● **INPUT MATERIAL**:
════════════════════

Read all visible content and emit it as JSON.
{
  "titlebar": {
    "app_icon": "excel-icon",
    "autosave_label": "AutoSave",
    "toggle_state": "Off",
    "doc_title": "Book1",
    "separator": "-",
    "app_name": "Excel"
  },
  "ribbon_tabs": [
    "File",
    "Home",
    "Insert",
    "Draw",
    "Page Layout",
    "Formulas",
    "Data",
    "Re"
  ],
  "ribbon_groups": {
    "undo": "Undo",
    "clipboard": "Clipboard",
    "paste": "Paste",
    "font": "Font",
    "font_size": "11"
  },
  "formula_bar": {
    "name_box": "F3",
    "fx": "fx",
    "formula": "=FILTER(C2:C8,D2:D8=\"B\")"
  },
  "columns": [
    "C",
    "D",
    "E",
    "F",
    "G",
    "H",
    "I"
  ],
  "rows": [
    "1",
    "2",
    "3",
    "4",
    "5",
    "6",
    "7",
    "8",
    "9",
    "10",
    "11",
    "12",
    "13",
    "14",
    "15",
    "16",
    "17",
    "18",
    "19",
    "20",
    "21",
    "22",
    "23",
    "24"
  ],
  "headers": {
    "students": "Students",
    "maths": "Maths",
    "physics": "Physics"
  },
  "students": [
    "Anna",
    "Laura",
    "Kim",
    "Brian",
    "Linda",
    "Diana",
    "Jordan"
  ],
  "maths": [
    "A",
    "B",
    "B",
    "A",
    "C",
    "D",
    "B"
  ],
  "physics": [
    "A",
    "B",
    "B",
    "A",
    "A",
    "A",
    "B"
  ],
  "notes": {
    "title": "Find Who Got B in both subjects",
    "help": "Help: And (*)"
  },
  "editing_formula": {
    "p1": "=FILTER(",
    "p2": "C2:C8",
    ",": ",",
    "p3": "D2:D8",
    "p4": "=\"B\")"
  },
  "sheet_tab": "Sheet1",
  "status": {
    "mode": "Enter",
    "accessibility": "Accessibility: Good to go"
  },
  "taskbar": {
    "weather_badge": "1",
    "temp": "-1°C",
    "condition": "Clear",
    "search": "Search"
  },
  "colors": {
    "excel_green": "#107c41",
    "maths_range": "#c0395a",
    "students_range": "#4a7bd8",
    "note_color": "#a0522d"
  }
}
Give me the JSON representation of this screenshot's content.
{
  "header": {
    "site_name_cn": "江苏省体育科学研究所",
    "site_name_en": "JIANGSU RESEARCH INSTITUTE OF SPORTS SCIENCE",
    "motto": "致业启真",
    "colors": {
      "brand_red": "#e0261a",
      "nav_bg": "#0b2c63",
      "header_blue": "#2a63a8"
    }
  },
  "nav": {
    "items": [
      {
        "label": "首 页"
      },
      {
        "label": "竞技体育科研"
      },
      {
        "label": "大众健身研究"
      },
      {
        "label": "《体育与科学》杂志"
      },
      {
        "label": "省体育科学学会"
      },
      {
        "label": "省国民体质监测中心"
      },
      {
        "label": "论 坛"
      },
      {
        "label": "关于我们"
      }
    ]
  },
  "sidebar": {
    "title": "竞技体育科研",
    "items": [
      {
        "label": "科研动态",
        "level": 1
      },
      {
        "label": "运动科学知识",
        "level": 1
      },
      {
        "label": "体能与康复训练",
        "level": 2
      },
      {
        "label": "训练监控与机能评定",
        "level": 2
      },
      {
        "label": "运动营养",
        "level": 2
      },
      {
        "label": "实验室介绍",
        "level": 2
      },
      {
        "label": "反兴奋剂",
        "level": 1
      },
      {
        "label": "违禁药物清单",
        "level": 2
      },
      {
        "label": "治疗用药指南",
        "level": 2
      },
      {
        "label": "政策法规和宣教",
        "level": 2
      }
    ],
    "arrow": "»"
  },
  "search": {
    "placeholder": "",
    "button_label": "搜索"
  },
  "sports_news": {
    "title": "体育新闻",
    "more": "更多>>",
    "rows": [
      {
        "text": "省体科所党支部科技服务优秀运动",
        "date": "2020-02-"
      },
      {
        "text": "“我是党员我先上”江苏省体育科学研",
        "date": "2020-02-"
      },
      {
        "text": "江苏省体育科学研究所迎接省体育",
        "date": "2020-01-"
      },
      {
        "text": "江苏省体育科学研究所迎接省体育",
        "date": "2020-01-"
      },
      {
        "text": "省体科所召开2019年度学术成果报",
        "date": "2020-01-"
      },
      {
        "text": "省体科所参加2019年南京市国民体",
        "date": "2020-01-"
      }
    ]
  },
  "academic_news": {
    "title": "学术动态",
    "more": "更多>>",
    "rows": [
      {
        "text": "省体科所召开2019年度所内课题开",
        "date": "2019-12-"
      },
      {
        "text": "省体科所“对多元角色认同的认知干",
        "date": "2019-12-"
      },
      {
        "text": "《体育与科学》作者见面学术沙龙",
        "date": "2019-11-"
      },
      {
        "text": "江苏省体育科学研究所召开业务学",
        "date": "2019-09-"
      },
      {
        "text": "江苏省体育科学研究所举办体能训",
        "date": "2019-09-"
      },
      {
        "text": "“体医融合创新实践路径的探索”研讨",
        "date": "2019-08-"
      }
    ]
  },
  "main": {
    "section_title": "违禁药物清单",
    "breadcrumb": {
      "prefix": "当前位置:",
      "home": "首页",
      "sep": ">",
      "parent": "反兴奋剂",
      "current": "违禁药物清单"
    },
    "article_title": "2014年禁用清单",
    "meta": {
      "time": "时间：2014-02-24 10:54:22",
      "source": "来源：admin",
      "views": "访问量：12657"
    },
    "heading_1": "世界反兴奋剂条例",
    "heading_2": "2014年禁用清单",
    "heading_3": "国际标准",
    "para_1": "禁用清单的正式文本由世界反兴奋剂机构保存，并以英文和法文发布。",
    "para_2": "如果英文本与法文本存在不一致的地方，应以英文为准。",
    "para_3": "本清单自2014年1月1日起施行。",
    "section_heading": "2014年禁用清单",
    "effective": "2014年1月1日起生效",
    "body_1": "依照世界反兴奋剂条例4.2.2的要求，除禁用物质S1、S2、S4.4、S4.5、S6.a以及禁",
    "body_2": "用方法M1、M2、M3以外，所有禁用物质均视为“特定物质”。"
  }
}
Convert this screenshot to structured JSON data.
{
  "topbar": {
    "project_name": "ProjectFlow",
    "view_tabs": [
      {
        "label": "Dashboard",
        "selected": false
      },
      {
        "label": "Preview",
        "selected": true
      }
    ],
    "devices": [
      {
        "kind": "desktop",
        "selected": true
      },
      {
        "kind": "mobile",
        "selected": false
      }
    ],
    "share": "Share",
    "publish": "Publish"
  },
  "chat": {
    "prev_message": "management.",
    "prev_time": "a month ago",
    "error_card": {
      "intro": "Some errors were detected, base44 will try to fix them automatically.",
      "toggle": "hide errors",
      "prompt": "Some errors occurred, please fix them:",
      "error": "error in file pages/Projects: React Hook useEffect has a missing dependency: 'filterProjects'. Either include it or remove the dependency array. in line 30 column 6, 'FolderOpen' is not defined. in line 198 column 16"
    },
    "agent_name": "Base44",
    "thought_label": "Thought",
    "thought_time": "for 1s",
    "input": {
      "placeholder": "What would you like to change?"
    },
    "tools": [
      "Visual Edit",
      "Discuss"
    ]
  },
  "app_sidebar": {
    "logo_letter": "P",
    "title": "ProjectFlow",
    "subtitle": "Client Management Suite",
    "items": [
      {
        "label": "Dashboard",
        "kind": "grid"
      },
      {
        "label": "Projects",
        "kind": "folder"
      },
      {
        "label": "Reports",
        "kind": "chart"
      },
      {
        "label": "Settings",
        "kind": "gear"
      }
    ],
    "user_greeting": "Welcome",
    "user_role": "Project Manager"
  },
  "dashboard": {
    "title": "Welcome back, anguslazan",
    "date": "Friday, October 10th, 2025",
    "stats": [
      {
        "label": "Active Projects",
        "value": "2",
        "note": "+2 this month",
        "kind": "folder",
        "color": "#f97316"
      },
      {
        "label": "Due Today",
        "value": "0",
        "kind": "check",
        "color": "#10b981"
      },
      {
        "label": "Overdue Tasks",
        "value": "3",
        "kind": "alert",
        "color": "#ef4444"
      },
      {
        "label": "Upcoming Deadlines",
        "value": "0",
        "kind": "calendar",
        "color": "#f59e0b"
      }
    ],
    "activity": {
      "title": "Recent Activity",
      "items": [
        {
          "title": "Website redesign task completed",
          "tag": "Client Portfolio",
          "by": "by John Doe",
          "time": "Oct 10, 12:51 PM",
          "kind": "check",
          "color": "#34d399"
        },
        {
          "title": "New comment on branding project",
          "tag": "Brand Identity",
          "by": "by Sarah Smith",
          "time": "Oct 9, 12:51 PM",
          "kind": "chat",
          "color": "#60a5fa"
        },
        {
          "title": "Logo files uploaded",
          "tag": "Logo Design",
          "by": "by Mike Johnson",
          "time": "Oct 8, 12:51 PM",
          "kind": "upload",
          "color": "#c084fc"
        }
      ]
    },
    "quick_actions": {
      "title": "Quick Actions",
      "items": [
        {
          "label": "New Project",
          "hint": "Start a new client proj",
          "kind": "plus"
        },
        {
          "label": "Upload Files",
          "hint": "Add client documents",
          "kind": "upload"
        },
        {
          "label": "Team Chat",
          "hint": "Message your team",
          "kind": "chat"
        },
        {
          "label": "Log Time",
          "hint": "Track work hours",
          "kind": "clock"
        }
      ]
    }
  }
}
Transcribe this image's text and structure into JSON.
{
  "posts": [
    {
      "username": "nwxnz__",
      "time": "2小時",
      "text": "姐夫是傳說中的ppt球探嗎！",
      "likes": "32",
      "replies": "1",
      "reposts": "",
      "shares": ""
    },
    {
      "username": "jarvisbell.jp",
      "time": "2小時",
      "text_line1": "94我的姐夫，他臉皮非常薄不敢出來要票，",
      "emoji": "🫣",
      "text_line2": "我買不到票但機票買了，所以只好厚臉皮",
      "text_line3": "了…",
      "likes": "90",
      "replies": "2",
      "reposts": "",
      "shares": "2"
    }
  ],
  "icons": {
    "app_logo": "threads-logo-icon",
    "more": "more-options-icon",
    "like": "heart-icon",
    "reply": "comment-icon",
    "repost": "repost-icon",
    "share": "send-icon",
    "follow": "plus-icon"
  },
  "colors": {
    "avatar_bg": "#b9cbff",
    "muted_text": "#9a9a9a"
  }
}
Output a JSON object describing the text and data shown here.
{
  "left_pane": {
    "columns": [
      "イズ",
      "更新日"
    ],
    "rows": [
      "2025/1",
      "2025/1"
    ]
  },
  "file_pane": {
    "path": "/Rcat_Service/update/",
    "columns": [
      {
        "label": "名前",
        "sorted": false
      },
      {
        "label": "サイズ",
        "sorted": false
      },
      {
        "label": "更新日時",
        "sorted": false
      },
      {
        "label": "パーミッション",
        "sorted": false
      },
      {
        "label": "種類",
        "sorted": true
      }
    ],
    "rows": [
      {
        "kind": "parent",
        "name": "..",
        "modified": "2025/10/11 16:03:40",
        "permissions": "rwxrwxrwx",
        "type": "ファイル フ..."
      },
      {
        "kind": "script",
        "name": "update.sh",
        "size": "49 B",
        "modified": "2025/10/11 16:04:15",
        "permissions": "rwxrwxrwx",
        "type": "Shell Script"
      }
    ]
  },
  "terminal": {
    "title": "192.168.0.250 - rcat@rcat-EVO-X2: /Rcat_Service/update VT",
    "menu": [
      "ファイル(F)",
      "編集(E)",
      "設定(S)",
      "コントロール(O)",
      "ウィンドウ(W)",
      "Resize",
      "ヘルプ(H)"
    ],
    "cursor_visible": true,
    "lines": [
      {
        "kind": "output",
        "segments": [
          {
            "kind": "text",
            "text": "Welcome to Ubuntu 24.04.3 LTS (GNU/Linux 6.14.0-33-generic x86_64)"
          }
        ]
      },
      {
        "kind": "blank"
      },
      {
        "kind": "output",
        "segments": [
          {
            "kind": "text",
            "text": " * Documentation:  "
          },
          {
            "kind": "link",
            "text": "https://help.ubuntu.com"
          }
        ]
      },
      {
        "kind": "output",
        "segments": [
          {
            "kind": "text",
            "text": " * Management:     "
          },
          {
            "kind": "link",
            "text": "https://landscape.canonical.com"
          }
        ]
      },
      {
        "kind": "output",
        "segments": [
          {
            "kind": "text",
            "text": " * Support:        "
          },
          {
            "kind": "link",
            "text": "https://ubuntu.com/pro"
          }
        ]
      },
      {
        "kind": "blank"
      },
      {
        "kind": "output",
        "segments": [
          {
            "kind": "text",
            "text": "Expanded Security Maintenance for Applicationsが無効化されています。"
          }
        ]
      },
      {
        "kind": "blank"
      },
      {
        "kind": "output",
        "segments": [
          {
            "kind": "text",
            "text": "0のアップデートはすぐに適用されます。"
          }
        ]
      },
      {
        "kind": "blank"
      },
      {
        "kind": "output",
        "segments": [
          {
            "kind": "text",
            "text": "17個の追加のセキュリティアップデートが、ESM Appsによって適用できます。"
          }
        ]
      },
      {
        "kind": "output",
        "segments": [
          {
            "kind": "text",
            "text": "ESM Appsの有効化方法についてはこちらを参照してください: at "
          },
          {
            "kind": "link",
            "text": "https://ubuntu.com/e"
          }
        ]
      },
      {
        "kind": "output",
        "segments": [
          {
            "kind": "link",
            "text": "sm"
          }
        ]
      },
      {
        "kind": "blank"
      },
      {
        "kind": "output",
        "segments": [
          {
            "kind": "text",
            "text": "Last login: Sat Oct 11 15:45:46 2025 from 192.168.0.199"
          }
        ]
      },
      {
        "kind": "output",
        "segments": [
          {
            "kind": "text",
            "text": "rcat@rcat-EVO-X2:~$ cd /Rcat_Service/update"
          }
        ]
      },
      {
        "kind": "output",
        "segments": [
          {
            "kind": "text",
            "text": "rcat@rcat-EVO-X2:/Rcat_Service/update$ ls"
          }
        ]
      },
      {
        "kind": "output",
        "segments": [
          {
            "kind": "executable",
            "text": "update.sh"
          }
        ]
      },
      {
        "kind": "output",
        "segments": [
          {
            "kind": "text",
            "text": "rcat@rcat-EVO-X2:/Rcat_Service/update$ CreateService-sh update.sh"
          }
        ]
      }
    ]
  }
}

════════════════════

● **THE EXERCISE**:
Using the listing above, return all lines where the word "modified" occurs.

● **FULL SOLUTION**:
        "modified": "2025/10/11 16:03:40",
        "modified": "2025/10/11 16:04:15",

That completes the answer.